## REQUEST
Give the listing again in full, exactly as written.

** START RECORDS TO USE **

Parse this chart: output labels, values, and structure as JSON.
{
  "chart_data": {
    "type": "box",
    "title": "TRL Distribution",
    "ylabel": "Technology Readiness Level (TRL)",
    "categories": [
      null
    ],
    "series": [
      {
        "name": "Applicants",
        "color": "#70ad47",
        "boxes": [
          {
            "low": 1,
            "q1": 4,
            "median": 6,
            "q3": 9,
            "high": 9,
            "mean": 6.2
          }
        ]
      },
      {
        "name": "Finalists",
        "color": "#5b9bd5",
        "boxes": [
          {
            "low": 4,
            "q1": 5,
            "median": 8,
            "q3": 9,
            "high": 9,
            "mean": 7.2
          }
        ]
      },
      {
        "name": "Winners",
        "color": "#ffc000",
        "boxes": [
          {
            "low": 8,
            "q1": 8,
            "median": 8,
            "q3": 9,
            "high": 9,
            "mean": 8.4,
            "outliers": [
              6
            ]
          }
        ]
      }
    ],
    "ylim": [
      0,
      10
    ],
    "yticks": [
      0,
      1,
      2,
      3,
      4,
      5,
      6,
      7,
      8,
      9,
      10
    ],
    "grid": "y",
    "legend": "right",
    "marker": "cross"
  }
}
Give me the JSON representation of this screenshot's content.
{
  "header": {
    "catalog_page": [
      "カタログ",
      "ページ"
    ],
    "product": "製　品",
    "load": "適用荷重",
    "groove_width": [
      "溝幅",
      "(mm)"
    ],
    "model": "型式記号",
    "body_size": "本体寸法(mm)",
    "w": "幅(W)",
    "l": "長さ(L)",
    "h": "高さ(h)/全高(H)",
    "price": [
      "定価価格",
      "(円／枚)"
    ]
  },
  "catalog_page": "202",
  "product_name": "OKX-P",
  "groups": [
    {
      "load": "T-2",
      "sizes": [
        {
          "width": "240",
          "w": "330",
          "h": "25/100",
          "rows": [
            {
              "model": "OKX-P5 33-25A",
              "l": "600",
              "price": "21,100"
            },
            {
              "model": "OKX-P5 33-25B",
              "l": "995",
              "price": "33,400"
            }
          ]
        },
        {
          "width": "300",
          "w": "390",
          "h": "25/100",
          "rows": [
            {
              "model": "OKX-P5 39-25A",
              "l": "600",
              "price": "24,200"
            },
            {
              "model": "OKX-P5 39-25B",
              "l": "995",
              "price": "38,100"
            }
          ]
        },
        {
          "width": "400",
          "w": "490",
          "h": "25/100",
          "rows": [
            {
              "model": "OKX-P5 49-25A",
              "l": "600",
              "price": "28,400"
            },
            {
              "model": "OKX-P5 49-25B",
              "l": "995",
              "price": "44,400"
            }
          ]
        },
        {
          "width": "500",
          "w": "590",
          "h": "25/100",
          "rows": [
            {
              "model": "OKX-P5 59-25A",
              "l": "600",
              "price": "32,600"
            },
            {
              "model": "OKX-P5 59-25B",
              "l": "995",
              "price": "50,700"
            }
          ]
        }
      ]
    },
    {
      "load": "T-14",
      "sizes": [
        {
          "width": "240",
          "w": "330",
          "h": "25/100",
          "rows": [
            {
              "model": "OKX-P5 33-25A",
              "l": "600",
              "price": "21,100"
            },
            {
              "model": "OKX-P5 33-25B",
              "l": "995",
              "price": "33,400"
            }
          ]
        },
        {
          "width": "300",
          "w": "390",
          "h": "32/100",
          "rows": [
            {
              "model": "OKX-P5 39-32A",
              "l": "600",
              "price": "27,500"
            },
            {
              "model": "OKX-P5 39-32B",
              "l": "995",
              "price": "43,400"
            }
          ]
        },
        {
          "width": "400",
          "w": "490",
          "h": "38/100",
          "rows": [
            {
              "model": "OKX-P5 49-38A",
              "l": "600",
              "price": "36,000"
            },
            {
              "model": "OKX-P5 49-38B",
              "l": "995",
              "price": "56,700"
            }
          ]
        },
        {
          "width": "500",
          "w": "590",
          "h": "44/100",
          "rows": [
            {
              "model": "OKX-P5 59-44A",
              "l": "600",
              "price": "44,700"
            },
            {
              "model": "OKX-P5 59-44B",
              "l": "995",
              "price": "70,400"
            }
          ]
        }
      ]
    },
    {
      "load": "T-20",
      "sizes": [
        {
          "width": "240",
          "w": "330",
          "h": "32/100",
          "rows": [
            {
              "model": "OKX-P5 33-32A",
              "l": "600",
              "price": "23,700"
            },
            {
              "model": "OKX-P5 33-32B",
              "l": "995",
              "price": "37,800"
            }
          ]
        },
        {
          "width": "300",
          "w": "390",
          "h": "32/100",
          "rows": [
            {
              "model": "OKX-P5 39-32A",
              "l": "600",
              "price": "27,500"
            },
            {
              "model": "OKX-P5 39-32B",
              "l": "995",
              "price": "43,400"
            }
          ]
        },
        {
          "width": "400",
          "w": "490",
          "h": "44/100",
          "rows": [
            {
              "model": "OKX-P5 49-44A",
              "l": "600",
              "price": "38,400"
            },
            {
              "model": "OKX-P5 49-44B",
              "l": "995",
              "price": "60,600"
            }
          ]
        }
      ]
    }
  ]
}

** END RECORDS TO USE **

## RESPONSE TO THIS TASK
Parse this chart: output labels, values, and structure as JSON.
{
  "chart_data": {
    "type": "box",
    "title": "TRL Distribution",
    "ylabel": "Technology Readiness Level (TRL)",
    "categories": [
      null
    ],
    "series": [
      {
        "name": "Applicants",
        "color": "#70ad47",
        "boxes": [
          {
            "low": 1,
            "q1": 4,
            "median": 6,
            "q3": 9,
            "high": 9,
            "mean": 6.2
          }
        ]
      },
      {
        "name": "Finalists",
        "color": "#5b9bd5",
        "boxes": [
          {
            "low": 4,
            "q1": 5,
            "median": 8,
            "q3": 9,
            "high": 9,
            "mean": 7.2
          }
        ]
      },
      {
        "name": "Winners",
        "color": "#ffc000",
        "boxes": [
          {
            "low": 8,
            "q1": 8,
            "median": 8,
            "q3": 9,
            "high": 9,
            "mean": 8.4,
            "outliers": [
              6
            ]
          }
        ]
      }
    ],
    "ylim": [
      0,
      10
    ],
    "yticks": [
      0,
      1,
      2,
      3,
      4,
      5,
      6,
      7,
      8,
      9,
      10
    ],
    "grid": "y",
    "legend": "right",
    "marker": "cross"
  }
}
Give me the JSON representation of this screenshot's content.
{
  "header": {
    "catalog_page": [
      "カタログ",
      "ページ"
    ],
    "product": "製　品",
    "load": "適用荷重",
    "groove_width": [
      "溝幅",
      "(mm)"
    ],
    "model": "型式記号",
    "body_size": "本体寸法(mm)",
    "w": "幅(W)",
    "l": "長さ(L)",
    "h": "高さ(h)/全高(H)",
    "price": [
      "定価価格",
      "(円／枚)"
    ]
  },
  "catalog_page": "202",
  "product_name": "OKX-P",
  "groups": [
    {
      "load": "T-2",
      "sizes": [
        {
          "width": "240",
          "w": "330",
          "h": "25/100",
          "rows": [
            {
              "model": "OKX-P5 33-25A",
              "l": "600",
              "price": "21,100"
            },
            {
              "model": "OKX-P5 33-25B",
              "l": "995",
              "price": "33,400"
            }
          ]
        },
        {
          "width": "300",
          "w": "390",
          "h": "25/100",
          "rows": [
            {
              "model": "OKX-P5 39-25A",
              "l": "600",
              "price": "24,200"
            },
            {
              "model": "OKX-P5 39-25B",
              "l": "995",
              "price": "38,100"
            }
          ]
        },
        {
          "width": "400",
          "w": "490",
          "h": "25/100",
          "rows": [
            {
              "model": "OKX-P5 49-25A",
              "l": "600",
              "price": "28,400"
            },
            {
              "model": "OKX-P5 49-25B",
              "l": "995",
              "price": "44,400"
            }
          ]
        },
        {
          "width": "500",
          "w": "590",
          "h": "25/100",
          "rows": [
            {
              "model": "OKX-P5 59-25A",
              "l": "600",
              "price": "32,600"
            },
            {
              "model": "OKX-P5 59-25B",
              "l": "995",
              "price": "50,700"
            }
          ]
        }
      ]
    },
    {
      "load": "T-14",
      "sizes": [
        {
          "width": "240",
          "w": "330",
          "h": "25/100",
          "rows": [
            {
              "model": "OKX-P5 33-25A",
              "l": "600",
              "price": "21,100"
            },
            {
              "model": "OKX-P5 33-25B",
              "l": "995",
              "price": "33,400"
            }
          ]
        },
        {
          "width": "300",
          "w": "390",
          "h": "32/100",
          "rows": [
            {
              "model": "OKX-P5 39-32A",
              "l": "600",
              "price": "27,500"
            },
            {
              "model": "OKX-P5 39-32B",
              "l": "995",
              "price": "43,400"
            }
          ]
        },
        {
          "width": "400",
          "w": "490",
          "h": "38/100",
          "rows": [
            {
              "model": "OKX-P5 49-38A",
              "l": "600",
              "price": "36,000"
            },
            {
              "model": "OKX-P5 49-38B",
              "l": "995",
              "price": "56,700"
            }
          ]
        },
        {
          "width": "500",
          "w": "590",
          "h": "44/100",
          "rows": [
            {
              "model": "OKX-P5 59-44A",
              "l": "600",
              "price": "44,700"
            },
            {
              "model": "OKX-P5 59-44B",
              "l": "995",
              "price": "70,400"
            }
          ]
        }
      ]
    },
    {
      "load": "T-20",
      "sizes": [
        {
          "width": "240",
          "w": "330",
          "h": "32/100",
          "rows": [
            {
              "model": "OKX-P5 33-32A",
              "l": "600",
              "price": "23,700"
            },
            {
              "model": "OKX-P5 33-32B",
              "l": "995",
              "price": "37,800"
            }
          ]
        },
        {
          "width": "300",
          "w": "390",
          "h": "32/100",
          "rows": [
            {
              "model": "OKX-P5 39-32A",
              "l": "600",
              "price": "27,500"
            },
            {
              "model": "OKX-P5 39-32B",
              "l": "995",
              "price": "43,400"
            }
          ]
        },
        {
          "width": "400",
          "w": "490",
          "h": "44/100",
          "rows": [
            {
              "model": "OKX-P5 49-44A",
              "l": "600",
              "price": "38,400"
            },
            {
              "model": "OKX-P5 49-44B",
              "l": "995",
              "price": "60,600"
            }
          ]
        }
      ]
    }
  ]
}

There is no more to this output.